**What you are asked to do**: Repeat, without any change, the entries presented below.

Dataset entries on figures
---*---

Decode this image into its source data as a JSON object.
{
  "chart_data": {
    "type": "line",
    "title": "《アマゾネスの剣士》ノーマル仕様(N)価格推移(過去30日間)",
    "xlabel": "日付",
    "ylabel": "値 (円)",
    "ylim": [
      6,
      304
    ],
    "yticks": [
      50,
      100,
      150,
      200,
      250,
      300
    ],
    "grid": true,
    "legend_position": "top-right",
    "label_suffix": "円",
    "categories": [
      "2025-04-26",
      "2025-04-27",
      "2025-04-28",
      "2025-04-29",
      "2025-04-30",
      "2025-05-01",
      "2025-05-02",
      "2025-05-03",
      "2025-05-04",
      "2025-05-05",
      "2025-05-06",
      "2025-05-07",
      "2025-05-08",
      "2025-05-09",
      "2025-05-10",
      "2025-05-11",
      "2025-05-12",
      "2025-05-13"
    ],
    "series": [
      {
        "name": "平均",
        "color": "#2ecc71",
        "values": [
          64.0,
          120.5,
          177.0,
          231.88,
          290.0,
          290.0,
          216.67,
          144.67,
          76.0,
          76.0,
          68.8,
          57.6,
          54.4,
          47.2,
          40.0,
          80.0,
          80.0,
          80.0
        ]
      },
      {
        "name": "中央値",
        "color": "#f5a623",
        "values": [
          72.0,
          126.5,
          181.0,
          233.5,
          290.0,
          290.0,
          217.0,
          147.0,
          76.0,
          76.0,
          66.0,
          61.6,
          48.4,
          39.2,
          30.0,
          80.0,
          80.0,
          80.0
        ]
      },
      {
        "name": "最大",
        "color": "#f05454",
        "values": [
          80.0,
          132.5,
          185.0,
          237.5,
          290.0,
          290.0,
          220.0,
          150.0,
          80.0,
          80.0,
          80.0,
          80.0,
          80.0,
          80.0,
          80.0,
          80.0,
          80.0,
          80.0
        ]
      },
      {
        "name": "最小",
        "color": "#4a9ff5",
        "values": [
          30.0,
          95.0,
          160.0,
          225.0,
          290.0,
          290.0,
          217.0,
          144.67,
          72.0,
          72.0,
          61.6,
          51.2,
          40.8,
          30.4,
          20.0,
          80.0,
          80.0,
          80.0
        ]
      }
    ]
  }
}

---*---

**Answer to the problem**:
Decode this image into its source data as a JSON object.
{
  "chart_data": {
    "type": "line",
    "title": "《アマゾネスの剣士》ノーマル仕様(N)価格推移(過去30日間)",
    "xlabel": "日付",
    "ylabel": "値 (円)",
    "ylim": [
      6,
      304
    ],
    "yticks": [
      50,
      100,
      150,
      200,
      250,
      300
    ],
    "grid": true,
    "legend_position": "top-right",
    "label_suffix": "円",
    "categories": [
      "2025-04-26",
      "2025-04-27",
      "2025-04-28",
      "2025-04-29",
      "2025-04-30",
      "2025-05-01",
      "2025-05-02",
      "2025-05-03",
      "2025-05-04",
      "2025-05-05",
      "2025-05-06",
      "2025-05-07",
      "2025-05-08",
      "2025-05-09",
      "2025-05-10",
      "2025-05-11",
      "2025-05-12",
      "2025-05-13"
    ],
    "series": [
      {
        "name": "平均",
        "color": "#2ecc71",
        "values": [
          64.0,
          120.5,
          177.0,
          231.88,
          290.0,
          290.0,
          216.67,
          144.67,
          76.0,
          76.0,
          68.8,
          57.6,
          54.4,
          47.2,
          40.0,
          80.0,
          80.0,
          80.0
        ]
      },
      {
        "name": "中央値",
        "color": "#f5a623",
        "values": [
          72.0,
          126.5,
          181.0,
          233.5,
          290.0,
          290.0,
          217.0,
          147.0,
          76.0,
          76.0,
          66.0,
          61.6,
          48.4,
          39.2,
          30.0,
          80.0,
          80.0,
          80.0
        ]
      },
      {
        "name": "最大",
        "color": "#f05454",
        "values": [
          80.0,
          132.5,
          185.0,
          237.5,
          290.0,
          290.0,
          220.0,
          150.0,
          80.0,
          80.0,
          80.0,
          80.0,
          80.0,
          80.0,
          80.0,
          80.0,
          80.0,
          80.0
        ]
      },
      {
        "name": "最小",
        "color": "#4a9ff5",
        "values": [
          30.0,
          95.0,
          160.0,
          225.0,
          290.0,
          290.0,
          217.0,
          144.67,
          72.0,
          72.0,
          61.6,
          51.2,
          40.8,
          30.4,
          20.0,
          80.0,
          80.0,
          80.0
        ]
      }
    ]
  }
}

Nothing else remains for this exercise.